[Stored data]
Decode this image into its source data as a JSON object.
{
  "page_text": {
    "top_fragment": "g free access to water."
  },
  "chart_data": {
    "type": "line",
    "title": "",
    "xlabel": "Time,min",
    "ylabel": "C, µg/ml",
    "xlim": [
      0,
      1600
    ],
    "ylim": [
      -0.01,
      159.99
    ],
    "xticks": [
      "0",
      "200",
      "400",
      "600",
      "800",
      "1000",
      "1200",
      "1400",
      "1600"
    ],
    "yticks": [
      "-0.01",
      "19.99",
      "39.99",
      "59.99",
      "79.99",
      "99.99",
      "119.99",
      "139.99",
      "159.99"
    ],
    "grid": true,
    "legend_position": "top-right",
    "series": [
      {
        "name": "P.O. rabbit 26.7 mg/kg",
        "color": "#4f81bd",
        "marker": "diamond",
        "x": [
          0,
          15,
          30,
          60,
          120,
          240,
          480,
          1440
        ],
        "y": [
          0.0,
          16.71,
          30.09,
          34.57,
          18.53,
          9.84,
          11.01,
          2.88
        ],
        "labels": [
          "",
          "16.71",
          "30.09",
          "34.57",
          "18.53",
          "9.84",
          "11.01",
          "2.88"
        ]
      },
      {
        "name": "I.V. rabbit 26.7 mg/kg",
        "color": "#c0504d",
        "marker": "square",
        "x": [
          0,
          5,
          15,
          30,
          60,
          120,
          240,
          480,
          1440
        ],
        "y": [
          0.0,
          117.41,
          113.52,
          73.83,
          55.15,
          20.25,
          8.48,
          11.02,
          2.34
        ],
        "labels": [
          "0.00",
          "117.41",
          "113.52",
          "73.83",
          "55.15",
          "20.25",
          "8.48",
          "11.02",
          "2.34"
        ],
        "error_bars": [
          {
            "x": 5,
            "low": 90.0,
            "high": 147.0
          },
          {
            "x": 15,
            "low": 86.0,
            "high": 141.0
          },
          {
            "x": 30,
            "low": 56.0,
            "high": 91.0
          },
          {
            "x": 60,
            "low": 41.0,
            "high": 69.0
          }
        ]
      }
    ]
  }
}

**Objective**:
From the first line to the last, retype the data exactly.

**Solved problem**:
Decode this image into its source data as a JSON object.
{
  "page_text": {
    "top_fragment": "g free access to water."
  },
  "chart_data": {
    "type": "line",
    "title": "",
    "xlabel": "Time,min",
    "ylabel": "C, µg/ml",
    "xlim": [
      0,
      1600
    ],
    "ylim": [
      -0.01,
      159.99
    ],
    "xticks": [
      "0",
      "200",
      "400",
      "600",
      "800",
      "1000",
      "1200",
      "1400",
      "1600"
    ],
    "yticks": [
      "-0.01",
      "19.99",
      "39.99",
      "59.99",
      "79.99",
      "99.99",
      "119.99",
      "139.99",
      "159.99"
    ],
    "grid": true,
    "legend_position": "top-right",
    "series": [
      {
        "name": "P.O. rabbit 26.7 mg/kg",
        "color": "#4f81bd",
        "marker": "diamond",
        "x": [
          0,
          15,
          30,
          60,
          120,
          240,
          480,
          1440
        ],
        "y": [
          0.0,
          16.71,
          30.09,
          34.57,
          18.53,
          9.84,
          11.01,
          2.88
        ],
        "labels": [
          "",
          "16.71",
          "30.09",
          "34.57",
          "18.53",
          "9.84",
          "11.01",
          "2.88"
        ]
      },
      {
        "name": "I.V. rabbit 26.7 mg/kg",
        "color": "#c0504d",
        "marker": "square",
        "x": [
          0,
          5,
          15,
          30,
          60,
          120,
          240,
          480,
          1440
        ],
        "y": [
          0.0,
          117.41,
          113.52,
          73.83,
          55.15,
          20.25,
          8.48,
          11.02,
          2.34
        ],
        "labels": [
          "0.00",
          "117.41",
          "113.52",
          "73.83",
          "55.15",
          "20.25",
          "8.48",
          "11.02",
          "2.34"
        ],
        "error_bars": [
          {
            "x": 5,
            "low": 90.0,
            "high": 147.0
          },
          {
            "x": 15,
            "low": 86.0,
            "high": 141.0
          },
          {
            "x": 30,
            "low": 56.0,
            "high": 91.0
          },
          {
            "x": 60,
            "low": 41.0,
            "high": 69.0
          }
        ]
      }
    ]
  }
}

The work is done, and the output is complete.